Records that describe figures
-- BEGIN --

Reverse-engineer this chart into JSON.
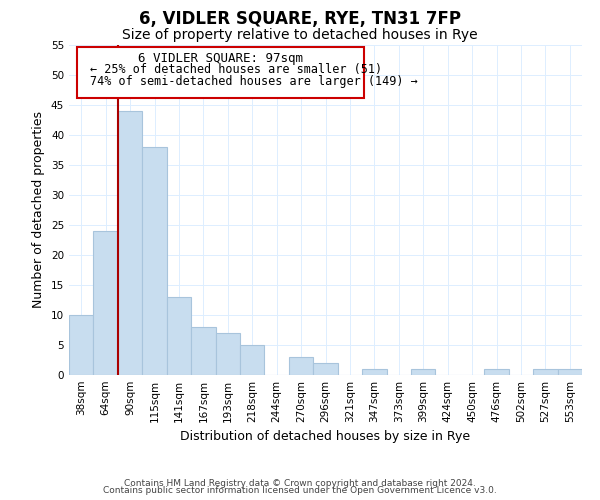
{
  "title": "6, VIDLER SQUARE, RYE, TN31 7FP",
  "subtitle": "Size of property relative to detached houses in Rye",
  "xlabel": "Distribution of detached houses by size in Rye",
  "ylabel": "Number of detached properties",
  "bar_labels": [
    "38sqm",
    "64sqm",
    "90sqm",
    "115sqm",
    "141sqm",
    "167sqm",
    "193sqm",
    "218sqm",
    "244sqm",
    "270sqm",
    "296sqm",
    "321sqm",
    "347sqm",
    "373sqm",
    "399sqm",
    "424sqm",
    "450sqm",
    "476sqm",
    "502sqm",
    "527sqm",
    "553sqm"
  ],
  "bar_values": [
    10,
    24,
    44,
    38,
    13,
    8,
    7,
    5,
    0,
    3,
    2,
    0,
    1,
    0,
    1,
    0,
    0,
    1,
    0,
    1,
    1
  ],
  "bar_color": "#c8ddef",
  "bar_edge_color": "#a8c4dc",
  "vline_x_index": 2,
  "vline_color": "#aa0000",
  "ylim": [
    0,
    55
  ],
  "yticks": [
    0,
    5,
    10,
    15,
    20,
    25,
    30,
    35,
    40,
    45,
    50,
    55
  ],
  "annotation_title": "6 VIDLER SQUARE: 97sqm",
  "annotation_line1": "← 25% of detached houses are smaller (51)",
  "annotation_line2": "74% of semi-detached houses are larger (149) →",
  "annotation_box_color": "#ffffff",
  "annotation_box_edge": "#cc0000",
  "footer_line1": "Contains HM Land Registry data © Crown copyright and database right 2024.",
  "footer_line2": "Contains public sector information licensed under the Open Government Licence v3.0.",
  "title_fontsize": 12,
  "subtitle_fontsize": 10,
  "axis_label_fontsize": 9,
  "tick_fontsize": 7.5,
  "annotation_title_fontsize": 9,
  "annotation_text_fontsize": 8.5,
  "footer_fontsize": 6.5,
  "grid_color": "#ddeeff"
}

-- END --

Every record must be copied exactly, with the pictures left out.

Reverse-engineer this chart into JSON.
{
  "title": "6, VIDLER SQUARE, RYE, TN31 7FP",
  "subtitle": "Size of property relative to detached houses in Rye",
  "xlabel": "Distribution of detached houses by size in Rye",
  "ylabel": "Number of detached properties",
  "bar_labels": [
    "38sqm",
    "64sqm",
    "90sqm",
    "115sqm",
    "141sqm",
    "167sqm",
    "193sqm",
    "218sqm",
    "244sqm",
    "270sqm",
    "296sqm",
    "321sqm",
    "347sqm",
    "373sqm",
    "399sqm",
    "424sqm",
    "450sqm",
    "476sqm",
    "502sqm",
    "527sqm",
    "553sqm"
  ],
  "bar_values": [
    10,
    24,
    44,
    38,
    13,
    8,
    7,
    5,
    0,
    3,
    2,
    0,
    1,
    0,
    1,
    0,
    0,
    1,
    0,
    1,
    1
  ],
  "bar_color": "#c8ddef",
  "bar_edge_color": "#a8c4dc",
  "vline_x_index": 2,
  "vline_color": "#aa0000",
  "ylim": [
    0,
    55
  ],
  "yticks": [
    0,
    5,
    10,
    15,
    20,
    25,
    30,
    35,
    40,
    45,
    50,
    55
  ],
  "annotation_title": "6 VIDLER SQUARE: 97sqm",
  "annotation_line1": "← 25% of detached houses are smaller (51)",
  "annotation_line2": "74% of semi-detached houses are larger (149) →",
  "annotation_box_color": "#ffffff",
  "annotation_box_edge": "#cc0000",
  "footer_line1": "Contains HM Land Registry data © Crown copyright and database right 2024.",
  "footer_line2": "Contains public sector information licensed under the Open Government Licence v3.0.",
  "title_fontsize": 12,
  "subtitle_fontsize": 10,
  "axis_label_fontsize": 9,
  "tick_fontsize": 7.5,
  "annotation_title_fontsize": 9,
  "annotation_text_fontsize": 8.5,
  "footer_fontsize": 6.5,
  "grid_color": "#ddeeff"
}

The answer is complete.